> _Task instructions_
Pull out every line below that holds the word "bars".

> _Input for this task_
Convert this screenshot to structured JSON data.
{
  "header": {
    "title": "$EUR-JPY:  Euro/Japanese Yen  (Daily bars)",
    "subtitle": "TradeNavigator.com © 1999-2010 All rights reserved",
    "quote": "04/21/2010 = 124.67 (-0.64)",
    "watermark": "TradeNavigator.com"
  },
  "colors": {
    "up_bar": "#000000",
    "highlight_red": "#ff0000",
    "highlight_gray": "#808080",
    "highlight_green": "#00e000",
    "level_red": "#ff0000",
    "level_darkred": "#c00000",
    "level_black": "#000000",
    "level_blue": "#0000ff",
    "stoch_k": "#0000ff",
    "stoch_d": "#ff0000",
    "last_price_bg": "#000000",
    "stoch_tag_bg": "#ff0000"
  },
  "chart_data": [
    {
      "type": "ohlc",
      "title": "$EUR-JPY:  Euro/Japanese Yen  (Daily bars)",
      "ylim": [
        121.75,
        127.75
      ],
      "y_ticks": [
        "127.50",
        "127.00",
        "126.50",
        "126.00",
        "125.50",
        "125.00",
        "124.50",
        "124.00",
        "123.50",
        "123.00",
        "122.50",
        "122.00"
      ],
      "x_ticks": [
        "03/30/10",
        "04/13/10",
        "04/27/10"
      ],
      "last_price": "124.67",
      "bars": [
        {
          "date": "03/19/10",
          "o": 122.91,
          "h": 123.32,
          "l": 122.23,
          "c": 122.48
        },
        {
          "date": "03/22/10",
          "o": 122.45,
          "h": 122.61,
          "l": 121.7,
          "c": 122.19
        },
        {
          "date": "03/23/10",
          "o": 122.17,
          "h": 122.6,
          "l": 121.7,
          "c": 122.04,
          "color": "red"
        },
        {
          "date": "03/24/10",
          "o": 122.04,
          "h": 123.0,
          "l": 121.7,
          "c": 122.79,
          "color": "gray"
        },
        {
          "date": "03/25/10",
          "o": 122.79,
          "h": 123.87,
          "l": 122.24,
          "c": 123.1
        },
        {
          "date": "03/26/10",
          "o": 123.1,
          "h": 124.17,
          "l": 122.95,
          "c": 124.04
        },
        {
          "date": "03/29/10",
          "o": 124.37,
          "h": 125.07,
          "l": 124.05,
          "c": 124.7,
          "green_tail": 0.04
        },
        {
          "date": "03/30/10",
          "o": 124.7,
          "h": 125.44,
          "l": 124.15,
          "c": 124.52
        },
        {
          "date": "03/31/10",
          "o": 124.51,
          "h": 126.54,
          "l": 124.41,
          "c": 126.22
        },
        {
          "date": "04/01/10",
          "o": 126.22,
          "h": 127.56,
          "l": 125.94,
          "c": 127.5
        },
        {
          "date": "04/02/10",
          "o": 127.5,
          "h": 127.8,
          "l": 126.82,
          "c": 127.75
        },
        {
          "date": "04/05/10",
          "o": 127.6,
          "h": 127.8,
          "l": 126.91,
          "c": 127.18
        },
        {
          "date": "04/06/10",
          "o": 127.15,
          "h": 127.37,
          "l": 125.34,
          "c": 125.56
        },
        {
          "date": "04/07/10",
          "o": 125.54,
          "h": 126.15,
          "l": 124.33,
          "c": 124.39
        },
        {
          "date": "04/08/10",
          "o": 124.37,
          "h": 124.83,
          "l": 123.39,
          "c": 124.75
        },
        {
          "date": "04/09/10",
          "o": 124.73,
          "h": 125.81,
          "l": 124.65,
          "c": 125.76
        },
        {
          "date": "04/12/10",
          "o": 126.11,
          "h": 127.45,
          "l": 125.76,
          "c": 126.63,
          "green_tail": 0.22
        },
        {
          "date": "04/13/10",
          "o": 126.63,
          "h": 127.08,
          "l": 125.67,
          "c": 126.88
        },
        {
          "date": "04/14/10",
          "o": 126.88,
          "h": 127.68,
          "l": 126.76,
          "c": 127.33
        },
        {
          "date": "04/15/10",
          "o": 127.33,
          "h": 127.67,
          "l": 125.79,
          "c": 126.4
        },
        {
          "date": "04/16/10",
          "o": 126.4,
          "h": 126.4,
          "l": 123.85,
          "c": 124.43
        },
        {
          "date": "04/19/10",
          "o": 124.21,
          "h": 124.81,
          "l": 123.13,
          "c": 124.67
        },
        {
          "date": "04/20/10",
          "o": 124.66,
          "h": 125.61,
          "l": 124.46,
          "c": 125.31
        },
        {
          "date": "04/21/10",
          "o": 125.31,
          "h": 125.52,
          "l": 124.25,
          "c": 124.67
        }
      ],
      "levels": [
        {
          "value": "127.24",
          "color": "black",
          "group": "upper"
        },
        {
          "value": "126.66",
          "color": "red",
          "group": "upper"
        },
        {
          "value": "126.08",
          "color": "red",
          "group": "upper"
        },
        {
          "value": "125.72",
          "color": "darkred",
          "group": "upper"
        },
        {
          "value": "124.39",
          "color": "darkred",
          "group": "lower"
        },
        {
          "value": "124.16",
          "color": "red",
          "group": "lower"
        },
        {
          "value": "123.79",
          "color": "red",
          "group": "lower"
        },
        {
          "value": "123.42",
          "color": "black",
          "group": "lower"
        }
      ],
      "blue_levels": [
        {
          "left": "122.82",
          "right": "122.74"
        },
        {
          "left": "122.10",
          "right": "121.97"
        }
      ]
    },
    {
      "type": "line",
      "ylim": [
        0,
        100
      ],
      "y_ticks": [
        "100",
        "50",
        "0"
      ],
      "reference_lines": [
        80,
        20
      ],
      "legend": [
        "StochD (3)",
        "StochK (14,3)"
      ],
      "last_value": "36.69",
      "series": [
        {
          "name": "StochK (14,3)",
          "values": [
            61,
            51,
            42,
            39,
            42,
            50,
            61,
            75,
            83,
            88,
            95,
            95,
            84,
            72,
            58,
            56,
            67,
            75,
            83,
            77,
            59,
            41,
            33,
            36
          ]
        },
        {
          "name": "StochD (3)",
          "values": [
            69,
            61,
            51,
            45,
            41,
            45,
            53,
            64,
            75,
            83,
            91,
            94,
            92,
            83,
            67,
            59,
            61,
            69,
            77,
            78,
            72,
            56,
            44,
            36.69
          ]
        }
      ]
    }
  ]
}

> _Reply to the task_
    "title": "$EUR-JPY:  Euro/Japanese Yen  (Daily bars)",
      "title": "$EUR-JPY:  Euro/Japanese Yen  (Daily bars)",
      "bars": [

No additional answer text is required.